-- Task to carry out --
Reproduce the entries in full, with no changes.

-- Supplied records --

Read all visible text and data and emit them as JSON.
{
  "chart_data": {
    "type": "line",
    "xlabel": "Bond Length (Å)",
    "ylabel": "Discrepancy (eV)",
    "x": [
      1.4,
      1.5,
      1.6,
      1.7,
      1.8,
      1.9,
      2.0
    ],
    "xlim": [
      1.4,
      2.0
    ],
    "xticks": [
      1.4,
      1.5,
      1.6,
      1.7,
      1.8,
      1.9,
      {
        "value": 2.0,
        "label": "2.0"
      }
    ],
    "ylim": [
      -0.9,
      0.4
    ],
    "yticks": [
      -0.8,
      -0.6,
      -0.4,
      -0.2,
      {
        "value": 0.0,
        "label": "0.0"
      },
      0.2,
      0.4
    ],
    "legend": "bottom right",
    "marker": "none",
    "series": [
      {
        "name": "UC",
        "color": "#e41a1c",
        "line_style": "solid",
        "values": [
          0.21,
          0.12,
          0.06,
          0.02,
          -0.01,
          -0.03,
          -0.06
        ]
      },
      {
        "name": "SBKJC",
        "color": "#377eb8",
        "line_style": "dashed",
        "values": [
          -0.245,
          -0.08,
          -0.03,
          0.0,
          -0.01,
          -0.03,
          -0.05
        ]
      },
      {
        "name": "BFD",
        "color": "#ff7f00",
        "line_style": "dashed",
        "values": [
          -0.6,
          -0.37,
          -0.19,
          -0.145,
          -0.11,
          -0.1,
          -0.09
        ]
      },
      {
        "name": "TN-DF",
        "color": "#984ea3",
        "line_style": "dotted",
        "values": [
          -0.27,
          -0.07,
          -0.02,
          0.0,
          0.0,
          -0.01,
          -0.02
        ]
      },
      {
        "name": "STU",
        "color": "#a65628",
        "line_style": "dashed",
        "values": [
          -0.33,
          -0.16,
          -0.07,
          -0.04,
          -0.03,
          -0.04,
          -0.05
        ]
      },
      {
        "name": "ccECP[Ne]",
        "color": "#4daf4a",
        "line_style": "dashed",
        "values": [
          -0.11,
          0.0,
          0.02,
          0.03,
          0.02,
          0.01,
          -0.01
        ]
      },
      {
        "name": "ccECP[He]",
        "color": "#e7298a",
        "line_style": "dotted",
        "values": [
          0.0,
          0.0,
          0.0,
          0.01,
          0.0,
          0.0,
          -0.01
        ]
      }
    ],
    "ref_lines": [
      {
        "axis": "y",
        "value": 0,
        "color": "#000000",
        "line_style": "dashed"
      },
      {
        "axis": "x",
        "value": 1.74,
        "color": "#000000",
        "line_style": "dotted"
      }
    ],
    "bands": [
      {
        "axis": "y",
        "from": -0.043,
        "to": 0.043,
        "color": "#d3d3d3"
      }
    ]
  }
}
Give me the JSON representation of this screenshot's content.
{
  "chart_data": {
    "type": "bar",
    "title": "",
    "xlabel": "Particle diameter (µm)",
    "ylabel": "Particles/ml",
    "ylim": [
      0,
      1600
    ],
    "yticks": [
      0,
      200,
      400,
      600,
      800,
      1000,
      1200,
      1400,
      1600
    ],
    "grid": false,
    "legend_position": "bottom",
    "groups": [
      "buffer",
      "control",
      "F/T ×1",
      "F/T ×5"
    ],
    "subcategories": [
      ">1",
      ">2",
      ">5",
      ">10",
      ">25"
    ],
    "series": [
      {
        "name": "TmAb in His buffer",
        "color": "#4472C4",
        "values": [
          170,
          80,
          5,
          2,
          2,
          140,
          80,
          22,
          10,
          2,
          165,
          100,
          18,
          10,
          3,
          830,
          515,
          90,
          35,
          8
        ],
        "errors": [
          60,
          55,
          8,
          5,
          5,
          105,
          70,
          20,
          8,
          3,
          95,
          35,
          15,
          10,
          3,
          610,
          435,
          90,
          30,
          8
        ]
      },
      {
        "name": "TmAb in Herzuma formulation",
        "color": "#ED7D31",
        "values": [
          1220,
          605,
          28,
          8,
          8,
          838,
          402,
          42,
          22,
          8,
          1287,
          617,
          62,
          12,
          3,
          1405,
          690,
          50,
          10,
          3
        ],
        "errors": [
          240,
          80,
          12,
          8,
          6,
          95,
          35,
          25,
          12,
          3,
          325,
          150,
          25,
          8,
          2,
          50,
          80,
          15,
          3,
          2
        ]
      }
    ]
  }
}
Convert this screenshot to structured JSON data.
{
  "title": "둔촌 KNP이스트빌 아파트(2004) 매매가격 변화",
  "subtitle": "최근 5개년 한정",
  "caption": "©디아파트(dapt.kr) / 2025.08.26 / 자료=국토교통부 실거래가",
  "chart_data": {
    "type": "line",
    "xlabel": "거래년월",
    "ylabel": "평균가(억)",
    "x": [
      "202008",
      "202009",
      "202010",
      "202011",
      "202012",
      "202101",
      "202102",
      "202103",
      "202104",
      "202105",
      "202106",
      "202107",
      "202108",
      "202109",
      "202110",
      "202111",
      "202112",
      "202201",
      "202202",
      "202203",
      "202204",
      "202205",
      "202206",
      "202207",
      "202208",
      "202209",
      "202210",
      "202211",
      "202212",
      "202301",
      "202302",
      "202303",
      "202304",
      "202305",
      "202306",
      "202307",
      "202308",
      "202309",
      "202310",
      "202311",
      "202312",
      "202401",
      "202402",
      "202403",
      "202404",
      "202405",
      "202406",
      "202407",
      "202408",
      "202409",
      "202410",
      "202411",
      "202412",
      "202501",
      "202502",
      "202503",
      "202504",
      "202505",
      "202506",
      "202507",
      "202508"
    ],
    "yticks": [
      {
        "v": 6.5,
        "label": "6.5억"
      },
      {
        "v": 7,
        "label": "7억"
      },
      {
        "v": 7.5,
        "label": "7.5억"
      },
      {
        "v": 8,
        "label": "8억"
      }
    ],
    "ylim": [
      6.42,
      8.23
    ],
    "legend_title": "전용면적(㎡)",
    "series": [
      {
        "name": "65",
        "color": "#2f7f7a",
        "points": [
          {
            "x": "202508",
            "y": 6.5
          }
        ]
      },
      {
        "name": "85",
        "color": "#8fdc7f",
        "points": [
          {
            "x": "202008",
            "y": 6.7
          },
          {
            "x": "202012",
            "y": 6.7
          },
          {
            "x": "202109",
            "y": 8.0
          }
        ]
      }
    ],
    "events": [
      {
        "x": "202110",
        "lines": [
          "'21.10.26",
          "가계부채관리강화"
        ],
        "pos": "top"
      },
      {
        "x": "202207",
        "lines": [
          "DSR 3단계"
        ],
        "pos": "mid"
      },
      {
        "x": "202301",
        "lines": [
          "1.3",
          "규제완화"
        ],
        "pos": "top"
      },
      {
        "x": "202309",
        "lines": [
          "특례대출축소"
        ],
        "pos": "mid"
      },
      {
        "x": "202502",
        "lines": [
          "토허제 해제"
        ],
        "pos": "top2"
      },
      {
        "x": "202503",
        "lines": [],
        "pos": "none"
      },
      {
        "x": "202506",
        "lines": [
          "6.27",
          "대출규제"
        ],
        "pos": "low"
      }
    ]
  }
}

-- Response to this exercise --
Read all visible text and data and emit them as JSON.
{
  "chart_data": {
    "type": "line",
    "xlabel": "Bond Length (Å)",
    "ylabel": "Discrepancy (eV)",
    "x": [
      1.4,
      1.5,
      1.6,
      1.7,
      1.8,
      1.9,
      2.0
    ],
    "xlim": [
      1.4,
      2.0
    ],
    "xticks": [
      1.4,
      1.5,
      1.6,
      1.7,
      1.8,
      1.9,
      {
        "value": 2.0,
        "label": "2.0"
      }
    ],
    "ylim": [
      -0.9,
      0.4
    ],
    "yticks": [
      -0.8,
      -0.6,
      -0.4,
      -0.2,
      {
        "value": 0.0,
        "label": "0.0"
      },
      0.2,
      0.4
    ],
    "legend": "bottom right",
    "marker": "none",
    "series": [
      {
        "name": "UC",
        "color": "#e41a1c",
        "line_style": "solid",
        "values": [
          0.21,
          0.12,
          0.06,
          0.02,
          -0.01,
          -0.03,
          -0.06
        ]
      },
      {
        "name": "SBKJC",
        "color": "#377eb8",
        "line_style": "dashed",
        "values": [
          -0.245,
          -0.08,
          -0.03,
          0.0,
          -0.01,
          -0.03,
          -0.05
        ]
      },
      {
        "name": "BFD",
        "color": "#ff7f00",
        "line_style": "dashed",
        "values": [
          -0.6,
          -0.37,
          -0.19,
          -0.145,
          -0.11,
          -0.1,
          -0.09
        ]
      },
      {
        "name": "TN-DF",
        "color": "#984ea3",
        "line_style": "dotted",
        "values": [
          -0.27,
          -0.07,
          -0.02,
          0.0,
          0.0,
          -0.01,
          -0.02
        ]
      },
      {
        "name": "STU",
        "color": "#a65628",
        "line_style": "dashed",
        "values": [
          -0.33,
          -0.16,
          -0.07,
          -0.04,
          -0.03,
          -0.04,
          -0.05
        ]
      },
      {
        "name": "ccECP[Ne]",
        "color": "#4daf4a",
        "line_style": "dashed",
        "values": [
          -0.11,
          0.0,
          0.02,
          0.03,
          0.02,
          0.01,
          -0.01
        ]
      },
      {
        "name": "ccECP[He]",
        "color": "#e7298a",
        "line_style": "dotted",
        "values": [
          0.0,
          0.0,
          0.0,
          0.01,
          0.0,
          0.0,
          -0.01
        ]
      }
    ],
    "ref_lines": [
      {
        "axis": "y",
        "value": 0,
        "color": "#000000",
        "line_style": "dashed"
      },
      {
        "axis": "x",
        "value": 1.74,
        "color": "#000000",
        "line_style": "dotted"
      }
    ],
    "bands": [
      {
        "axis": "y",
        "from": -0.043,
        "to": 0.043,
        "color": "#d3d3d3"
      }
    ]
  }
}
Give me the JSON representation of this screenshot's content.
{
  "chart_data": {
    "type": "bar",
    "title": "",
    "xlabel": "Particle diameter (µm)",
    "ylabel": "Particles/ml",
    "ylim": [
      0,
      1600
    ],
    "yticks": [
      0,
      200,
      400,
      600,
      800,
      1000,
      1200,
      1400,
      1600
    ],
    "grid": false,
    "legend_position": "bottom",
    "groups": [
      "buffer",
      "control",
      "F/T ×1",
      "F/T ×5"
    ],
    "subcategories": [
      ">1",
      ">2",
      ">5",
      ">10",
      ">25"
    ],
    "series": [
      {
        "name": "TmAb in His buffer",
        "color": "#4472C4",
        "values": [
          170,
          80,
          5,
          2,
          2,
          140,
          80,
          22,
          10,
          2,
          165,
          100,
          18,
          10,
          3,
          830,
          515,
          90,
          35,
          8
        ],
        "errors": [
          60,
          55,
          8,
          5,
          5,
          105,
          70,
          20,
          8,
          3,
          95,
          35,
          15,
          10,
          3,
          610,
          435,
          90,
          30,
          8
        ]
      },
      {
        "name": "TmAb in Herzuma formulation",
        "color": "#ED7D31",
        "values": [
          1220,
          605,
          28,
          8,
          8,
          838,
          402,
          42,
          22,
          8,
          1287,
          617,
          62,
          12,
          3,
          1405,
          690,
          50,
          10,
          3
        ],
        "errors": [
          240,
          80,
          12,
          8,
          6,
          95,
          35,
          25,
          12,
          3,
          325,
          150,
          25,
          8,
          2,
          50,
          80,
          15,
          3,
          2
        ]
      }
    ]
  }
}
Convert this screenshot to structured JSON data.
{
  "title": "둔촌 KNP이스트빌 아파트(2004) 매매가격 변화",
  "subtitle": "최근 5개년 한정",
  "caption": "©디아파트(dapt.kr) / 2025.08.26 / 자료=국토교통부 실거래가",
  "chart_data": {
    "type": "line",
    "xlabel": "거래년월",
    "ylabel": "평균가(억)",
    "x": [
      "202008",
      "202009",
      "202010",
      "202011",
      "202012",
      "202101",
      "202102",
      "202103",
      "202104",
      "202105",
      "202106",
      "202107",
      "202108",
      "202109",
      "202110",
      "202111",
      "202112",
      "202201",
      "202202",
      "202203",
      "202204",
      "202205",
      "202206",
      "202207",
      "202208",
      "202209",
      "202210",
      "202211",
      "202212",
      "202301",
      "202302",
      "202303",
      "202304",
      "202305",
      "202306",
      "202307",
      "202308",
      "202309",
      "202310",
      "202311",
      "202312",
      "202401",
      "202402",
      "202403",
      "202404",
      "202405",
      "202406",
      "202407",
      "202408",
      "202409",
      "202410",
      "202411",
      "202412",
      "202501",
      "202502",
      "202503",
      "202504",
      "202505",
      "202506",
      "202507",
      "202508"
    ],
    "yticks": [
      {
        "v": 6.5,
        "label": "6.5억"
      },
      {
        "v": 7,
        "label": "7억"
      },
      {
        "v": 7.5,
        "label": "7.5억"
      },
      {
        "v": 8,
        "label": "8억"
      }
    ],
    "ylim": [
      6.42,
      8.23
    ],
    "legend_title": "전용면적(㎡)",
    "series": [
      {
        "name": "65",
        "color": "#2f7f7a",
        "points": [
          {
            "x": "202508",
            "y": 6.5
          }
        ]
      },
      {
        "name": "85",
        "color": "#8fdc7f",
        "points": [
          {
            "x": "202008",
            "y": 6.7
          },
          {
            "x": "202012",
            "y": 6.7
          },
          {
            "x": "202109",
            "y": 8.0
          }
        ]
      }
    ],
    "events": [
      {
        "x": "202110",
        "lines": [
          "'21.10.26",
          "가계부채관리강화"
        ],
        "pos": "top"
      },
      {
        "x": "202207",
        "lines": [
          "DSR 3단계"
        ],
        "pos": "mid"
      },
      {
        "x": "202301",
        "lines": [
          "1.3",
          "규제완화"
        ],
        "pos": "top"
      },
      {
        "x": "202309",
        "lines": [
          "특례대출축소"
        ],
        "pos": "mid"
      },
      {
        "x": "202502",
        "lines": [
          "토허제 해제"
        ],
        "pos": "top2"
      },
      {
        "x": "202503",
        "lines": [],
        "pos": "none"
      },
      {
        "x": "202506",
        "lines": [
          "6.27",
          "대출규제"
        ],
        "pos": "low"
      }
    ]
  }
}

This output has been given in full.